— START OF Data listing —

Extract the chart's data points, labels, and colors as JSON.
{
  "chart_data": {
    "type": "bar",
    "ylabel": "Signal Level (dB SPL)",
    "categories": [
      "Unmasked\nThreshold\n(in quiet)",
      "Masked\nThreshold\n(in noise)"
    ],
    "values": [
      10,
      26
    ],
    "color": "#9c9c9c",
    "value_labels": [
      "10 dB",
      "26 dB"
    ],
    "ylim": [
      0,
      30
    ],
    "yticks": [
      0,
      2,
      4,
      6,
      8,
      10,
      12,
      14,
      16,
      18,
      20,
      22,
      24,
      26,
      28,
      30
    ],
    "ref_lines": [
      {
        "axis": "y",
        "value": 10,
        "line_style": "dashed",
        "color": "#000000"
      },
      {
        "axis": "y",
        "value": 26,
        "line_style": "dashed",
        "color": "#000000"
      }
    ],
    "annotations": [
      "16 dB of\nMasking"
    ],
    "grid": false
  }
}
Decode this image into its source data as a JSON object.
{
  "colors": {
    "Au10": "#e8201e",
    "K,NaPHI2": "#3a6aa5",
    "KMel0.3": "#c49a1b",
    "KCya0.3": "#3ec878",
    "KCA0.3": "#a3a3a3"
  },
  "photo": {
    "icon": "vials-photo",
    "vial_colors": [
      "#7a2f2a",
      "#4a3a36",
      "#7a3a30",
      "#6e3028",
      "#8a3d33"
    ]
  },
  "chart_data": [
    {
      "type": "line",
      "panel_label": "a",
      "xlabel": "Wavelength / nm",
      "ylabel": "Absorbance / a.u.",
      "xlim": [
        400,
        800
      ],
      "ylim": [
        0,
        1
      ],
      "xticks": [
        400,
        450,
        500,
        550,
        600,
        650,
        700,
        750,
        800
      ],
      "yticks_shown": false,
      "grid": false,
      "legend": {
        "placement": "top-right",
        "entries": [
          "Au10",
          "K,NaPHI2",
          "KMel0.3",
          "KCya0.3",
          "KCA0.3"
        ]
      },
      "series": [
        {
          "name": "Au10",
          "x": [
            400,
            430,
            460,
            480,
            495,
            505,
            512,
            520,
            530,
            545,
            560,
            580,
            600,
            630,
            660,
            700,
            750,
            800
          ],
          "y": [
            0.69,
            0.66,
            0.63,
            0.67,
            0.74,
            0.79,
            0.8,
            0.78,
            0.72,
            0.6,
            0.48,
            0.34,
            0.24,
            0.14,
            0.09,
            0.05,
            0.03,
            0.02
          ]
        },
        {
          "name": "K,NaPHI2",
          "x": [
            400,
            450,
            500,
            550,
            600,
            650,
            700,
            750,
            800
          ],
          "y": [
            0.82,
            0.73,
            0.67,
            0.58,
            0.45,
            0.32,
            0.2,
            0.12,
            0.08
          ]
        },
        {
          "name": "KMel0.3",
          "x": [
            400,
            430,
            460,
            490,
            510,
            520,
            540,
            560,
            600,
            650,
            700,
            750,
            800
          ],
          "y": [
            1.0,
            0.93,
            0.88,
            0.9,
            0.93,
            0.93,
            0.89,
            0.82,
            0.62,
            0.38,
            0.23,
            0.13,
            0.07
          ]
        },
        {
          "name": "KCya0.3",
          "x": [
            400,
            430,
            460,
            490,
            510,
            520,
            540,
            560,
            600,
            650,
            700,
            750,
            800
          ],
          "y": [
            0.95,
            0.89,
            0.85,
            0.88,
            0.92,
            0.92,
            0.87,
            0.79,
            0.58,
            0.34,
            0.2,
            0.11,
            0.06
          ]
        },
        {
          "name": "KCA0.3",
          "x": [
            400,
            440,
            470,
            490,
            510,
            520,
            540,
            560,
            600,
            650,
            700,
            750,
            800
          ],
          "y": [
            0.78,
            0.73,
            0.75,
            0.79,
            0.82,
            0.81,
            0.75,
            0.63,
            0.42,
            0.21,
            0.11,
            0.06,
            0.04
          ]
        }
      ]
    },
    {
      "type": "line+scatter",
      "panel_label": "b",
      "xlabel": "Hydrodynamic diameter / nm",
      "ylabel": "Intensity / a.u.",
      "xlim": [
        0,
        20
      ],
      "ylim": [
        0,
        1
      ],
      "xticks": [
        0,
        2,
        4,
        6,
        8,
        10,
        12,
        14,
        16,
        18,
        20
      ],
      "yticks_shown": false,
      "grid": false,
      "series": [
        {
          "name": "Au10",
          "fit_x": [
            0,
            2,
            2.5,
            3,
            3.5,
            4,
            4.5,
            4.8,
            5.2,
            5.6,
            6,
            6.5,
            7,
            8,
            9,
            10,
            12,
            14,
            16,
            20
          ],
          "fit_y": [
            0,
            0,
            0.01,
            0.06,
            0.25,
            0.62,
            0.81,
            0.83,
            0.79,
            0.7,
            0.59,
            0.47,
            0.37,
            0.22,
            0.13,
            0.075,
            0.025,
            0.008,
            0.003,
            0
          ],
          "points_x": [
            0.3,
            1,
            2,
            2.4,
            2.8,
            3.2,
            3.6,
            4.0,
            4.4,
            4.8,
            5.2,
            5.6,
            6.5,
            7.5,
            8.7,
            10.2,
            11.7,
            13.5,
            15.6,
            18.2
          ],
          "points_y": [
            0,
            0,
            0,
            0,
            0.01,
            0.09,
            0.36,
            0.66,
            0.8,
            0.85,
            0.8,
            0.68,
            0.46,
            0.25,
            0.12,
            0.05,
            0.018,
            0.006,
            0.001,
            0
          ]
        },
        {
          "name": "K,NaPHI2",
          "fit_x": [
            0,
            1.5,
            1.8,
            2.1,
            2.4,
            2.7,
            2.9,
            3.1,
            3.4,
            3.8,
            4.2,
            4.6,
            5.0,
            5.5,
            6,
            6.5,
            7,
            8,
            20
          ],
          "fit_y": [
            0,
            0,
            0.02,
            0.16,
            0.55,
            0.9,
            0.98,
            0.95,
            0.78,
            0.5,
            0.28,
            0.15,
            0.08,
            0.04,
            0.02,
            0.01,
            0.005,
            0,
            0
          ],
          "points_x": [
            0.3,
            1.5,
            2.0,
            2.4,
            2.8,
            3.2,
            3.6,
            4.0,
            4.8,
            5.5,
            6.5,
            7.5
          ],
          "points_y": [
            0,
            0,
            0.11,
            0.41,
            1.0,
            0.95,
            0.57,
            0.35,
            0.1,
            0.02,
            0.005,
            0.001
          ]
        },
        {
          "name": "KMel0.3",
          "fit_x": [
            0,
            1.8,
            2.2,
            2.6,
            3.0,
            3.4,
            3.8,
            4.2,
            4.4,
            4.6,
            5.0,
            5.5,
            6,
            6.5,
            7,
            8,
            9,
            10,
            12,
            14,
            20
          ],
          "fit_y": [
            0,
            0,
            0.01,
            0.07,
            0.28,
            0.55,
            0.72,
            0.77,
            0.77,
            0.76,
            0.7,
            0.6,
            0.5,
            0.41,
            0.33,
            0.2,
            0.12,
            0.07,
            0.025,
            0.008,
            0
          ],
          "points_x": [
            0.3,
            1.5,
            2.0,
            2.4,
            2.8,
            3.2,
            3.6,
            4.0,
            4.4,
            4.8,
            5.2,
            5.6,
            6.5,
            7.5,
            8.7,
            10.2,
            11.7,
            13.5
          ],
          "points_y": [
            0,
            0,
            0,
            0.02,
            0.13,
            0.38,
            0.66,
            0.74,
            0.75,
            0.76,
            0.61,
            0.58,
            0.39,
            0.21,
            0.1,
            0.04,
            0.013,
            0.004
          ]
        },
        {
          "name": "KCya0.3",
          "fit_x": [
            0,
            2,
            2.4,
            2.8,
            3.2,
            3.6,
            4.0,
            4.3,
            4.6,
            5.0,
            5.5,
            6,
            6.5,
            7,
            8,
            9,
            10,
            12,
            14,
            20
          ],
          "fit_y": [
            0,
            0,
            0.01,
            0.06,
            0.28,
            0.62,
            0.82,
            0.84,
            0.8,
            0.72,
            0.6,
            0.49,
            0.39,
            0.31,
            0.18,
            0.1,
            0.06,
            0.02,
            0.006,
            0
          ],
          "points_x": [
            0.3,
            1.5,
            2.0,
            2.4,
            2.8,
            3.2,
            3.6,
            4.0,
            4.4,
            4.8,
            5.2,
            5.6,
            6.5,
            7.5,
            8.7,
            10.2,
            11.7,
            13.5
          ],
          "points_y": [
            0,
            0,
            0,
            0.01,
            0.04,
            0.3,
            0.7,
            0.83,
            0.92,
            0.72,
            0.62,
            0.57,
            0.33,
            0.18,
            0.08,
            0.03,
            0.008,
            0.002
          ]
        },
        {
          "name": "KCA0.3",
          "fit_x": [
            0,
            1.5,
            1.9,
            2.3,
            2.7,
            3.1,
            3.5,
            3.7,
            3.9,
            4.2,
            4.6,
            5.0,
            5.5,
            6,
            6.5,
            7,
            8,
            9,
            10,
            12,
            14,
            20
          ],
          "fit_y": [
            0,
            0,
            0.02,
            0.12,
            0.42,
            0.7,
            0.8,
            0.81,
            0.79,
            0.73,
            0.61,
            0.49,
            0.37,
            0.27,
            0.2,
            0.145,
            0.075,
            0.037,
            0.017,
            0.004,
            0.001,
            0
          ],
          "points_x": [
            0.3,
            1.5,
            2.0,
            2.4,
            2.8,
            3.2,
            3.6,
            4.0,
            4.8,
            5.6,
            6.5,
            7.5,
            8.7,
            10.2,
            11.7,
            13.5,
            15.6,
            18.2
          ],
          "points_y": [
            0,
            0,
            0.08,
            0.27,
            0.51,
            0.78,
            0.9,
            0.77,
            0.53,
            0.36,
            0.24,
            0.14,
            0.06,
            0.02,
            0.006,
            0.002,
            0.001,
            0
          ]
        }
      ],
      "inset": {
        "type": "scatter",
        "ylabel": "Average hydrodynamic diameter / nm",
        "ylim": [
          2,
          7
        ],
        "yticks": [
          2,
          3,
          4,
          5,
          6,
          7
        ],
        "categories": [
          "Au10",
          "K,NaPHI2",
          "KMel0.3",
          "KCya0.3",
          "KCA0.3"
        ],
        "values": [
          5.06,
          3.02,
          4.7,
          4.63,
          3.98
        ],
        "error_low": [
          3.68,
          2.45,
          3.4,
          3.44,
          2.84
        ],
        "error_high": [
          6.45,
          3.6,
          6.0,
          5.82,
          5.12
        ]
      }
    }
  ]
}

— END OF Data listing —

> [Directive] Gather each line of the listing that holds the string "type".

> [Task response]
    "type": "bar",
      "type": "line",
      "type": "line+scatter",
        "type": "scatter",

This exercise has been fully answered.